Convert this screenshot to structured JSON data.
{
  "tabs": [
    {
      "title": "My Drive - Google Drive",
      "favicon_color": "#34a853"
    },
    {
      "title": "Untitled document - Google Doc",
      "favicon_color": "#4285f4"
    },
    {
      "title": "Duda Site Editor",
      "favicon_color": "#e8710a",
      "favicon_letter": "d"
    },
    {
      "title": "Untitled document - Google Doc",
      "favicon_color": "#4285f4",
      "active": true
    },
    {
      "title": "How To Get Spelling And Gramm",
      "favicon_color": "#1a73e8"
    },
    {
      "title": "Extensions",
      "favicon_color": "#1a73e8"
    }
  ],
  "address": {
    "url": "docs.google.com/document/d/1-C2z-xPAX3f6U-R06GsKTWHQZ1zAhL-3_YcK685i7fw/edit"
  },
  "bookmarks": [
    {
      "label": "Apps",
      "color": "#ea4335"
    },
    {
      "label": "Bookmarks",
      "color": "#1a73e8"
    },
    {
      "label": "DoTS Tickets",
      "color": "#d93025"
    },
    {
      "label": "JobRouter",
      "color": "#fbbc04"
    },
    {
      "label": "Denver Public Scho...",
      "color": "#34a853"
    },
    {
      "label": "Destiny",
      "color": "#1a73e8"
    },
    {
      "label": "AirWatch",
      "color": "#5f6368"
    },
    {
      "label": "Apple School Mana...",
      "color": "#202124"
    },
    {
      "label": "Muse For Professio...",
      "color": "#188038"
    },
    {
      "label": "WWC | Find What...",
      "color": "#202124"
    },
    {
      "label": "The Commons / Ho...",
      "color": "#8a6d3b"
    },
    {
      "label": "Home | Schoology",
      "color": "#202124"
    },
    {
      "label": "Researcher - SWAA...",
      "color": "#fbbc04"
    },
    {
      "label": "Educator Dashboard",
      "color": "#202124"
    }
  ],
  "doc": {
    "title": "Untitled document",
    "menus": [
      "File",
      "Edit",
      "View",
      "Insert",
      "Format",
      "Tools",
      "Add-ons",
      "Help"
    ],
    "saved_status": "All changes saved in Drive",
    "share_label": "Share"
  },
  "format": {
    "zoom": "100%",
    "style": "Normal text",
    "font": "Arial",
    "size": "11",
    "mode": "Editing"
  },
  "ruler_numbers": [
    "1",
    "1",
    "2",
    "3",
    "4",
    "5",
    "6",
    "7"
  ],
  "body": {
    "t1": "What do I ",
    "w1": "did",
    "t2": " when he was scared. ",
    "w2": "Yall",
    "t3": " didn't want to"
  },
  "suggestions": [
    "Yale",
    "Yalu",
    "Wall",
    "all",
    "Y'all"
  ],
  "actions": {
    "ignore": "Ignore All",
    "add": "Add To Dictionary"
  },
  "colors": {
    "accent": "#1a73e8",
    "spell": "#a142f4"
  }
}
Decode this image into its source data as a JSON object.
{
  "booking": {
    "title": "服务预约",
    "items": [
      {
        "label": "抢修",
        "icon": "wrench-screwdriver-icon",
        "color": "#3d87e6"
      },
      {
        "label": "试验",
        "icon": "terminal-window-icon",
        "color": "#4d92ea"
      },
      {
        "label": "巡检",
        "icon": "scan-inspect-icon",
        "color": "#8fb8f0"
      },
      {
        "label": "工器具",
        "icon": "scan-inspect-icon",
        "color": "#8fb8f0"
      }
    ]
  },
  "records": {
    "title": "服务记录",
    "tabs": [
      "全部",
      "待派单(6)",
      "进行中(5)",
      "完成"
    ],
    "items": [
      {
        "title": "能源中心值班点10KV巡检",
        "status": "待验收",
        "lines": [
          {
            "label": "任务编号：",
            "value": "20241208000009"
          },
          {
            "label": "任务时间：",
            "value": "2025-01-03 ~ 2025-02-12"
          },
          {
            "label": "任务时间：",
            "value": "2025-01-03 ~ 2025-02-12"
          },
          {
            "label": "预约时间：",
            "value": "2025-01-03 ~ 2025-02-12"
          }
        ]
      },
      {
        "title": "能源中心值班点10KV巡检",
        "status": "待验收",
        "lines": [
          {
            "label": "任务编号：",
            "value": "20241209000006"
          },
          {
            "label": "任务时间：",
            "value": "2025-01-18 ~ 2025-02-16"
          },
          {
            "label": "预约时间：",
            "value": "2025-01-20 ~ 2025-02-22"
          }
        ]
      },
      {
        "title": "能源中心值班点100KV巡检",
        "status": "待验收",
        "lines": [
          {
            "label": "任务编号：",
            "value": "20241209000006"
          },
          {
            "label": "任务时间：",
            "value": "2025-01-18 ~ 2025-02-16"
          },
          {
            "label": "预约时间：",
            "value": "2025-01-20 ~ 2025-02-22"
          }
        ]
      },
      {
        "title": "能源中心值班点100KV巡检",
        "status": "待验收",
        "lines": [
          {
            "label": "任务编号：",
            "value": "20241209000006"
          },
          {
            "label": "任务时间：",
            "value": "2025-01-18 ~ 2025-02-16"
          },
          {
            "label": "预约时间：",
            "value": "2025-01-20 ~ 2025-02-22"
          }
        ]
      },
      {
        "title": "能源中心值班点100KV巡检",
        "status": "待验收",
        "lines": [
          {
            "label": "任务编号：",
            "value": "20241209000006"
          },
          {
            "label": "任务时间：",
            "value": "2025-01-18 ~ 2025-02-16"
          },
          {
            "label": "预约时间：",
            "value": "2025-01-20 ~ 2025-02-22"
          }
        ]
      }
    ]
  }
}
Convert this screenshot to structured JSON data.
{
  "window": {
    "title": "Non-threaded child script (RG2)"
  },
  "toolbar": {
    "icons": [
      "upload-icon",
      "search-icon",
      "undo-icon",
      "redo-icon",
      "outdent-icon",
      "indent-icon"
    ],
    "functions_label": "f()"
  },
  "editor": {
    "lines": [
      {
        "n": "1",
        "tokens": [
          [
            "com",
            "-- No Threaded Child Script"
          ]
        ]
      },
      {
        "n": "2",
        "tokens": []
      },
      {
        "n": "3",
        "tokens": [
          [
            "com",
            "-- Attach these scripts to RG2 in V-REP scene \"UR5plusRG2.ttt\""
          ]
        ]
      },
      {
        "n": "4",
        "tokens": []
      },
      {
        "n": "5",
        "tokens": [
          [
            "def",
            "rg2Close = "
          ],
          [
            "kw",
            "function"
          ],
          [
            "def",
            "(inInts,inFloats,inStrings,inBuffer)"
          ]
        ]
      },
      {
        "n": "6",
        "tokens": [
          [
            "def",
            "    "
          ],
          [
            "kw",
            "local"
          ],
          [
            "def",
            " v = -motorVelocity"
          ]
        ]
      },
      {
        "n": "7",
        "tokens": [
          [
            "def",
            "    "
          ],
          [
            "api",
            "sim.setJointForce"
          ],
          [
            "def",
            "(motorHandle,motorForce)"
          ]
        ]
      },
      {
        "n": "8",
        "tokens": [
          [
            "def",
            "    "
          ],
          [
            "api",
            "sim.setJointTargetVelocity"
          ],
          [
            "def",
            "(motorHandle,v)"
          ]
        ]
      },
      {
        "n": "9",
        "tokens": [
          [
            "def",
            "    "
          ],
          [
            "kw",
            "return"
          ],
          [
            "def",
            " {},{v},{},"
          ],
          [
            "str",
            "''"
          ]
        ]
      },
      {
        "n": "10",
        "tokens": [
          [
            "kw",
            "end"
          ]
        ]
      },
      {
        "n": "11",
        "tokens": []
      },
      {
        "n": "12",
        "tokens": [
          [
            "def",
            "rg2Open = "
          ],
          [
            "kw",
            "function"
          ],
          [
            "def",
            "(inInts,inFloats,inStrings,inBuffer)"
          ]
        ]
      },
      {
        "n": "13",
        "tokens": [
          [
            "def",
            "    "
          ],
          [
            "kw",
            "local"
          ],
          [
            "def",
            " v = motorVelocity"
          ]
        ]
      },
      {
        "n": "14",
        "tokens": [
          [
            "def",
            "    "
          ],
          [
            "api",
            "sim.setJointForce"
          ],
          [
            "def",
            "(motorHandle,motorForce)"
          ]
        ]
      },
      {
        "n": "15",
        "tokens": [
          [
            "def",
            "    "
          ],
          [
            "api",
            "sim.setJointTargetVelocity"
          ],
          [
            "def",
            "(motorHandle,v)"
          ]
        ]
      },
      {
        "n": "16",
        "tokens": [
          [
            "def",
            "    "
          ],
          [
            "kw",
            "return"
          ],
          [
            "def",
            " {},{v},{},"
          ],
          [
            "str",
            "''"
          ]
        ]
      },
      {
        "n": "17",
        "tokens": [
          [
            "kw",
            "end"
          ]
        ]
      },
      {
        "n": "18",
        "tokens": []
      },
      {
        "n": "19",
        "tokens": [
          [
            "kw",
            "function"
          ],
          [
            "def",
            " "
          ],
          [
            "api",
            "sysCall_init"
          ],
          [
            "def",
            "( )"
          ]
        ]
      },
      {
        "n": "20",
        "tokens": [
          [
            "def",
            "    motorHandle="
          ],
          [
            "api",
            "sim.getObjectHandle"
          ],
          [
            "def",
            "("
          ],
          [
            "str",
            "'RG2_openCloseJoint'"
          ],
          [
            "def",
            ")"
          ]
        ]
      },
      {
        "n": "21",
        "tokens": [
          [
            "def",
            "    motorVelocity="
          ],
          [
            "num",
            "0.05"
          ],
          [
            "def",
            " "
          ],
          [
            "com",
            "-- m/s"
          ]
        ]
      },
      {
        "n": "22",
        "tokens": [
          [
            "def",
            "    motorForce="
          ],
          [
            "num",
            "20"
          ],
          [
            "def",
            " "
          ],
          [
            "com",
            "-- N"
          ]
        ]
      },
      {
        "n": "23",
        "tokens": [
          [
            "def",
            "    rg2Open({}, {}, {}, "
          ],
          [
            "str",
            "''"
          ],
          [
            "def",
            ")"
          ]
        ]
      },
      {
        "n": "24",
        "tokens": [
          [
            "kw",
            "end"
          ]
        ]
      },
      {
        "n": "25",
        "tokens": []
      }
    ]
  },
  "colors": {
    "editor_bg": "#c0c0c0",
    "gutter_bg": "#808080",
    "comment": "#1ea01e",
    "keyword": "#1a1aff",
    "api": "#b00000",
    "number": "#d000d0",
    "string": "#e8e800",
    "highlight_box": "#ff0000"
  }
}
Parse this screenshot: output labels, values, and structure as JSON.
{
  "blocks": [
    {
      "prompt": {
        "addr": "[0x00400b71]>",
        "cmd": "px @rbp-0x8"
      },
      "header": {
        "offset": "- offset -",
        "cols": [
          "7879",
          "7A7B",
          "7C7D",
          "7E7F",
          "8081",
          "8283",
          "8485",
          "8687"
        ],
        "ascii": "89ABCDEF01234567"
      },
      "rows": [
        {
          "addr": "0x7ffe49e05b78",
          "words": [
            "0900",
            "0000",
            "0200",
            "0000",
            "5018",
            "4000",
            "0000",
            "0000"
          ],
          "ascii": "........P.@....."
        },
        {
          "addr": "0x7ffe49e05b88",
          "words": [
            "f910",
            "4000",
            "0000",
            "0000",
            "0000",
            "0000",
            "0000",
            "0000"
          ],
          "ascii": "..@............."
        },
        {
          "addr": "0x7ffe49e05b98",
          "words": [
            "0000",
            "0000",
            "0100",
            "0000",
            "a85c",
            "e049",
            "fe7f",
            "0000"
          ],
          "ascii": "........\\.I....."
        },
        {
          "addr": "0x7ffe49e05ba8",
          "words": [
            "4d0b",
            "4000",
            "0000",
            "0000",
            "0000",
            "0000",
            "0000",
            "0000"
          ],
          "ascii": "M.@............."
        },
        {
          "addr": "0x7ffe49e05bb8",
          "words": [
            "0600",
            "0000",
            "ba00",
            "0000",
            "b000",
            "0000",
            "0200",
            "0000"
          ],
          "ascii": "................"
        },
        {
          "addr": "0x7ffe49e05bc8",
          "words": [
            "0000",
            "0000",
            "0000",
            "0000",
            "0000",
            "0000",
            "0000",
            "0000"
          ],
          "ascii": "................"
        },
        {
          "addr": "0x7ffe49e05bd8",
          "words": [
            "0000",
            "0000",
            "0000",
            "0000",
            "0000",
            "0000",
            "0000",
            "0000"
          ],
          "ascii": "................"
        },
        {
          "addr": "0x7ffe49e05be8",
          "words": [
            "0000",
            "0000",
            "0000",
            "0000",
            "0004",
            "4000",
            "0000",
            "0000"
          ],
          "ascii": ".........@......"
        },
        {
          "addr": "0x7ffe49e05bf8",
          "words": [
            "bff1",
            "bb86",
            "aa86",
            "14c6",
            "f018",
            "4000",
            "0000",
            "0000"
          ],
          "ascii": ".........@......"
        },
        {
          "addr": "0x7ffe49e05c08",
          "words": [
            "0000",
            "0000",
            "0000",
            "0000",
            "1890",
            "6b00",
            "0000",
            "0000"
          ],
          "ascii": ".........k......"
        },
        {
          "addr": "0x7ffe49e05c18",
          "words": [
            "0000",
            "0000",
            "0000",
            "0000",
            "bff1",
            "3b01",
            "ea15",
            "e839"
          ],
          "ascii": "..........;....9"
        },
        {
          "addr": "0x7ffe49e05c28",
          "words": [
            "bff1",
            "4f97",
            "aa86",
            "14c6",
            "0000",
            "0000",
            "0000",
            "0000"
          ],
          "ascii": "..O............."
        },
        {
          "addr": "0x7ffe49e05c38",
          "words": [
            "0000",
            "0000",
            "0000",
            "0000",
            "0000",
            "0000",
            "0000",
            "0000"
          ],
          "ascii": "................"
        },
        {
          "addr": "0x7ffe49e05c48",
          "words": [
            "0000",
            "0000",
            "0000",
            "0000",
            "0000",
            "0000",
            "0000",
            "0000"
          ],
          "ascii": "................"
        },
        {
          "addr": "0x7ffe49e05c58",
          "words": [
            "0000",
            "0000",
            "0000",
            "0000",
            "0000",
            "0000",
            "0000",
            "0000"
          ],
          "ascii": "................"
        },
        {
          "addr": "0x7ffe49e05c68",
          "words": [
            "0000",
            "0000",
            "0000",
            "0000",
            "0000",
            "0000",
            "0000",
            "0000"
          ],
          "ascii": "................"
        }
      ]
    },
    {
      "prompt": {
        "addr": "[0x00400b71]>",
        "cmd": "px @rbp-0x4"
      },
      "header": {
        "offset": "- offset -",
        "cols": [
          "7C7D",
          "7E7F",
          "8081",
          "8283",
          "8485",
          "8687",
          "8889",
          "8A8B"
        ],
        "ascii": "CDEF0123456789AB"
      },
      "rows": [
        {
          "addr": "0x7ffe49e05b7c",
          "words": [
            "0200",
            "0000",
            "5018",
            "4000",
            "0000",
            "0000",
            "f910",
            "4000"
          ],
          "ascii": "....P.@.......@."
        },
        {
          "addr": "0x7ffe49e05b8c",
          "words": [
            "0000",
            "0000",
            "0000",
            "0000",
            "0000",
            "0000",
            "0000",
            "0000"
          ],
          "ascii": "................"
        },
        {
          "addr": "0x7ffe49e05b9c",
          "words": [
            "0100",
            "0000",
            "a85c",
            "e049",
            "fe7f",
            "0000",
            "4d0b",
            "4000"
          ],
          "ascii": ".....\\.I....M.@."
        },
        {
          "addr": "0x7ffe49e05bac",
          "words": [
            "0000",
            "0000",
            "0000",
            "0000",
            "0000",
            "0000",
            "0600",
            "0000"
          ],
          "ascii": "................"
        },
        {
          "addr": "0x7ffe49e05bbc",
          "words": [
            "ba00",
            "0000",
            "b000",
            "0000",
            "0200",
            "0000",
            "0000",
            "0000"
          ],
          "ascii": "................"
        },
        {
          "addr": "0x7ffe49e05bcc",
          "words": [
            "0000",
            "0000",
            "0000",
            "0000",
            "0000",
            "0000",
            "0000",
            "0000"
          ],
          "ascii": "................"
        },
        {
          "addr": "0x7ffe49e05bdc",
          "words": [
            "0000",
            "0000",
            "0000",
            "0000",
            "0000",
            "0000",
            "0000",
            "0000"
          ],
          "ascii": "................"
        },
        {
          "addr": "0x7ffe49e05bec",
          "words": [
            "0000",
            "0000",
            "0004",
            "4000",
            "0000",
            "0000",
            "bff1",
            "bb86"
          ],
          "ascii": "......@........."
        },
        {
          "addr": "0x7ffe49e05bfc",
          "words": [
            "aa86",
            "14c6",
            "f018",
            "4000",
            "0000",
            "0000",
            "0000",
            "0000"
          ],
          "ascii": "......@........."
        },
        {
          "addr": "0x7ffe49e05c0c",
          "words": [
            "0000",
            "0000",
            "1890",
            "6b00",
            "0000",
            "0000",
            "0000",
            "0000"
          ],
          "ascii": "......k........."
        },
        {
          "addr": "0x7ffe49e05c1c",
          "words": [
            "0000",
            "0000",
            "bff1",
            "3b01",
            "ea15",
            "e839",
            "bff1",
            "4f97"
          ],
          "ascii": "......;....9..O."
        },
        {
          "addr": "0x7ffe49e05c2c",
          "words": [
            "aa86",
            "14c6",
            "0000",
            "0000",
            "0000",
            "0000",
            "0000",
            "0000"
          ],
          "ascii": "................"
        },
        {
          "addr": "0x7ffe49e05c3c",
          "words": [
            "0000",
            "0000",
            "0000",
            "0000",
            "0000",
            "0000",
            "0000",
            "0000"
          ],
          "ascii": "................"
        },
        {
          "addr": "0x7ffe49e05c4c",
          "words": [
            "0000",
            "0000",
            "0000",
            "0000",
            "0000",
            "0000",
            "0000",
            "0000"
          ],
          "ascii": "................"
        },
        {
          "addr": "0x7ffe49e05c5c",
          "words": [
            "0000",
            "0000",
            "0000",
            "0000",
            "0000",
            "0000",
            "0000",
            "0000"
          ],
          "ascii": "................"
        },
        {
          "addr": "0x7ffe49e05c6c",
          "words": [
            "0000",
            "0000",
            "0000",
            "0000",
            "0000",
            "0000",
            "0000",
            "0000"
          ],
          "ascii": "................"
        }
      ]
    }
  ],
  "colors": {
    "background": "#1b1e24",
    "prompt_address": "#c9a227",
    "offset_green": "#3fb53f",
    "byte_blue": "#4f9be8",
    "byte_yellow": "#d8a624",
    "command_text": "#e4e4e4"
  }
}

◆ ◆ ◆

--- Given problem ---
All lines above containing the string "document" are to be collected.

--- Result ---
      "title": "Untitled document - Google Doc",
      "title": "Untitled document - Google Doc",
    "url": "docs.google.com/document/d/1-C2z-xPAX3f6U-R06GsKTWHQZ1zAhL-3_YcK685i7fw/edit"
    "title": "Untitled document",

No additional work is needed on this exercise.